Figure record extracts:
---+---
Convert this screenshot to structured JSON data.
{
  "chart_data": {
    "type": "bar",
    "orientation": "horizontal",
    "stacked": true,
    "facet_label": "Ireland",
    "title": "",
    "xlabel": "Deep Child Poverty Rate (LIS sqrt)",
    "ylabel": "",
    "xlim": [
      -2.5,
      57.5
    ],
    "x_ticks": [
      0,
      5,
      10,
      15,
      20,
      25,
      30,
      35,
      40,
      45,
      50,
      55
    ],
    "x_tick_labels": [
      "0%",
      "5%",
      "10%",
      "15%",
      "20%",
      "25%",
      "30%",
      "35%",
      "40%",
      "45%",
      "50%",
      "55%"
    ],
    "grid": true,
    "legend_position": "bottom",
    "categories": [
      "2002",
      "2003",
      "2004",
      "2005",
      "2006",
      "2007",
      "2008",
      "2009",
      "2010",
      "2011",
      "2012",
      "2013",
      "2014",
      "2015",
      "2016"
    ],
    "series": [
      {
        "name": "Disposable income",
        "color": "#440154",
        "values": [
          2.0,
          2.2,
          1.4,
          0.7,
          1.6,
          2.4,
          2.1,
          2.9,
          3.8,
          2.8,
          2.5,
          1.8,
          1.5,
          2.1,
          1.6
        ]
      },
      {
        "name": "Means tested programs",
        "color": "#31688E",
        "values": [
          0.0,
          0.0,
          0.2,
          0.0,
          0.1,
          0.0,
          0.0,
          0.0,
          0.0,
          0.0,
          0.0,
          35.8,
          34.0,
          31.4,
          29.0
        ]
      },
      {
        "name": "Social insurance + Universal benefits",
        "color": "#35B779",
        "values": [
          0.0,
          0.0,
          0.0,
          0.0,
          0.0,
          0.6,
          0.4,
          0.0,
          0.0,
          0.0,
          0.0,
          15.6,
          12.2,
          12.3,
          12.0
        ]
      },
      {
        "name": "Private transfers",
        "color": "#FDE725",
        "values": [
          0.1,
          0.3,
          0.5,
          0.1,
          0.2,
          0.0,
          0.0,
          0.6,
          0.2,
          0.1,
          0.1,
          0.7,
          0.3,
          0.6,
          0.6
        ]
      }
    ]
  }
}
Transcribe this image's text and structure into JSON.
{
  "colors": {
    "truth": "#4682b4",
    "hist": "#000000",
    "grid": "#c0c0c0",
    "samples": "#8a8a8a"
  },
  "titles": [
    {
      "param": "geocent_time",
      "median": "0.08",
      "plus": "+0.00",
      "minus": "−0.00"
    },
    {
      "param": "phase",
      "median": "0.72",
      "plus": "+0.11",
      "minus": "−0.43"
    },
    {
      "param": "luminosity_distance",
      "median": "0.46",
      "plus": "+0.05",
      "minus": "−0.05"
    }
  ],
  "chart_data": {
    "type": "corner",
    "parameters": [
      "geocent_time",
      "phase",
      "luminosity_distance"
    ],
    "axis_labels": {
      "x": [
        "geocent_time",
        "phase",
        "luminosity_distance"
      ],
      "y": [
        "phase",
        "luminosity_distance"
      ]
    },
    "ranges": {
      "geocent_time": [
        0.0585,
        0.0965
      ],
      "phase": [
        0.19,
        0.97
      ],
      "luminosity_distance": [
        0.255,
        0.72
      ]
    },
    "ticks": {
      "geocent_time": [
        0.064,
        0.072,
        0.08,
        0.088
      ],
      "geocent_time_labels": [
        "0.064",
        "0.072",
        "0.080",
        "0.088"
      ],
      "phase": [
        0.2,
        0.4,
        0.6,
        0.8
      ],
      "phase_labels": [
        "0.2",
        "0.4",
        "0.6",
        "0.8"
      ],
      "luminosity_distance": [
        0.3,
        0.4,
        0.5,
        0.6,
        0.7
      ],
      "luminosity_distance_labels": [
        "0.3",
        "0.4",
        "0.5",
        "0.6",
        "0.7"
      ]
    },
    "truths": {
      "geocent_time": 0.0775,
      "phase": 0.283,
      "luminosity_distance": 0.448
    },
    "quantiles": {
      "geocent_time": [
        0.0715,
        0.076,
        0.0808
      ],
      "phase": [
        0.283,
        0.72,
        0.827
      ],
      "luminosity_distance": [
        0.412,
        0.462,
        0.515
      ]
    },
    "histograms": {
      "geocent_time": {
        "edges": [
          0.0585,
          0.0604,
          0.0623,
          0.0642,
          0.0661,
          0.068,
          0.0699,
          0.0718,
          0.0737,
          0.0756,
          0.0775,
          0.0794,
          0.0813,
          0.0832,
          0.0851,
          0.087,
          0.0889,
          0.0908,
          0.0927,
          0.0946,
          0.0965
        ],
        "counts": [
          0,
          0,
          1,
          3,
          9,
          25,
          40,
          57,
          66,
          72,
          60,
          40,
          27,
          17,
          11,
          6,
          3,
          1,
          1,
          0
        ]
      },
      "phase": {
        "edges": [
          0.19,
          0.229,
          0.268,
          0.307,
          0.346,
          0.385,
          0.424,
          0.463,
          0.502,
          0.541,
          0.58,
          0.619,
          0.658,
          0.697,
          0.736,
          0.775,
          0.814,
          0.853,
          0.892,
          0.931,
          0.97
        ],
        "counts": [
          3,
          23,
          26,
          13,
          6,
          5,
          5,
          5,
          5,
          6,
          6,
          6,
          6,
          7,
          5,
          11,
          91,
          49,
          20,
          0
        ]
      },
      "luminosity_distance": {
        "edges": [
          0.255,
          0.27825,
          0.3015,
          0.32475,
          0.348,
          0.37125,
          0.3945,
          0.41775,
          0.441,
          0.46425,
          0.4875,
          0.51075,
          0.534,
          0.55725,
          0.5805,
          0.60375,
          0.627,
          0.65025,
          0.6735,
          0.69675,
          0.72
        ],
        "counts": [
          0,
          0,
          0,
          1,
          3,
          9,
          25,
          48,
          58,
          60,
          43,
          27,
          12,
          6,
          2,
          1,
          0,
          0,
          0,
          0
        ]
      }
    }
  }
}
---+---
### Set task
Type out all of the material again, word for word.

### Expected answer
Convert this screenshot to structured JSON data.
{
  "chart_data": {
    "type": "bar",
    "orientation": "horizontal",
    "stacked": true,
    "facet_label": "Ireland",
    "title": "",
    "xlabel": "Deep Child Poverty Rate (LIS sqrt)",
    "ylabel": "",
    "xlim": [
      -2.5,
      57.5
    ],
    "x_ticks": [
      0,
      5,
      10,
      15,
      20,
      25,
      30,
      35,
      40,
      45,
      50,
      55
    ],
    "x_tick_labels": [
      "0%",
      "5%",
      "10%",
      "15%",
      "20%",
      "25%",
      "30%",
      "35%",
      "40%",
      "45%",
      "50%",
      "55%"
    ],
    "grid": true,
    "legend_position": "bottom",
    "categories": [
      "2002",
      "2003",
      "2004",
      "2005",
      "2006",
      "2007",
      "2008",
      "2009",
      "2010",
      "2011",
      "2012",
      "2013",
      "2014",
      "2015",
      "2016"
    ],
    "series": [
      {
        "name": "Disposable income",
        "color": "#440154",
        "values": [
          2.0,
          2.2,
          1.4,
          0.7,
          1.6,
          2.4,
          2.1,
          2.9,
          3.8,
          2.8,
          2.5,
          1.8,
          1.5,
          2.1,
          1.6
        ]
      },
      {
        "name": "Means tested programs",
        "color": "#31688E",
        "values": [
          0.0,
          0.0,
          0.2,
          0.0,
          0.1,
          0.0,
          0.0,
          0.0,
          0.0,
          0.0,
          0.0,
          35.8,
          34.0,
          31.4,
          29.0
        ]
      },
      {
        "name": "Social insurance + Universal benefits",
        "color": "#35B779",
        "values": [
          0.0,
          0.0,
          0.0,
          0.0,
          0.0,
          0.6,
          0.4,
          0.0,
          0.0,
          0.0,
          0.0,
          15.6,
          12.2,
          12.3,
          12.0
        ]
      },
      {
        "name": "Private transfers",
        "color": "#FDE725",
        "values": [
          0.1,
          0.3,
          0.5,
          0.1,
          0.2,
          0.0,
          0.0,
          0.6,
          0.2,
          0.1,
          0.1,
          0.7,
          0.3,
          0.6,
          0.6
        ]
      }
    ]
  }
}
Transcribe this image's text and structure into JSON.
{
  "colors": {
    "truth": "#4682b4",
    "hist": "#000000",
    "grid": "#c0c0c0",
    "samples": "#8a8a8a"
  },
  "titles": [
    {
      "param": "geocent_time",
      "median": "0.08",
      "plus": "+0.00",
      "minus": "−0.00"
    },
    {
      "param": "phase",
      "median": "0.72",
      "plus": "+0.11",
      "minus": "−0.43"
    },
    {
      "param": "luminosity_distance",
      "median": "0.46",
      "plus": "+0.05",
      "minus": "−0.05"
    }
  ],
  "chart_data": {
    "type": "corner",
    "parameters": [
      "geocent_time",
      "phase",
      "luminosity_distance"
    ],
    "axis_labels": {
      "x": [
        "geocent_time",
        "phase",
        "luminosity_distance"
      ],
      "y": [
        "phase",
        "luminosity_distance"
      ]
    },
    "ranges": {
      "geocent_time": [
        0.0585,
        0.0965
      ],
      "phase": [
        0.19,
        0.97
      ],
      "luminosity_distance": [
        0.255,
        0.72
      ]
    },
    "ticks": {
      "geocent_time": [
        0.064,
        0.072,
        0.08,
        0.088
      ],
      "geocent_time_labels": [
        "0.064",
        "0.072",
        "0.080",
        "0.088"
      ],
      "phase": [
        0.2,
        0.4,
        0.6,
        0.8
      ],
      "phase_labels": [
        "0.2",
        "0.4",
        "0.6",
        "0.8"
      ],
      "luminosity_distance": [
        0.3,
        0.4,
        0.5,
        0.6,
        0.7
      ],
      "luminosity_distance_labels": [
        "0.3",
        "0.4",
        "0.5",
        "0.6",
        "0.7"
      ]
    },
    "truths": {
      "geocent_time": 0.0775,
      "phase": 0.283,
      "luminosity_distance": 0.448
    },
    "quantiles": {
      "geocent_time": [
        0.0715,
        0.076,
        0.0808
      ],
      "phase": [
        0.283,
        0.72,
        0.827
      ],
      "luminosity_distance": [
        0.412,
        0.462,
        0.515
      ]
    },
    "histograms": {
      "geocent_time": {
        "edges": [
          0.0585,
          0.0604,
          0.0623,
          0.0642,
          0.0661,
          0.068,
          0.0699,
          0.0718,
          0.0737,
          0.0756,
          0.0775,
          0.0794,
          0.0813,
          0.0832,
          0.0851,
          0.087,
          0.0889,
          0.0908,
          0.0927,
          0.0946,
          0.0965
        ],
        "counts": [
          0,
          0,
          1,
          3,
          9,
          25,
          40,
          57,
          66,
          72,
          60,
          40,
          27,
          17,
          11,
          6,
          3,
          1,
          1,
          0
        ]
      },
      "phase": {
        "edges": [
          0.19,
          0.229,
          0.268,
          0.307,
          0.346,
          0.385,
          0.424,
          0.463,
          0.502,
          0.541,
          0.58,
          0.619,
          0.658,
          0.697,
          0.736,
          0.775,
          0.814,
          0.853,
          0.892,
          0.931,
          0.97
        ],
        "counts": [
          3,
          23,
          26,
          13,
          6,
          5,
          5,
          5,
          5,
          6,
          6,
          6,
          6,
          7,
          5,
          11,
          91,
          49,
          20,
          0
        ]
      },
      "luminosity_distance": {
        "edges": [
          0.255,
          0.27825,
          0.3015,
          0.32475,
          0.348,
          0.37125,
          0.3945,
          0.41775,
          0.441,
          0.46425,
          0.4875,
          0.51075,
          0.534,
          0.55725,
          0.5805,
          0.60375,
          0.627,
          0.65025,
          0.6735,
          0.69675,
          0.72
        ],
        "counts": [
          0,
          0,
          0,
          1,
          3,
          9,
          25,
          48,
          58,
          60,
          43,
          27,
          12,
          6,
          2,
          1,
          0,
          0,
          0,
          0
        ]
      }
    }
  }
}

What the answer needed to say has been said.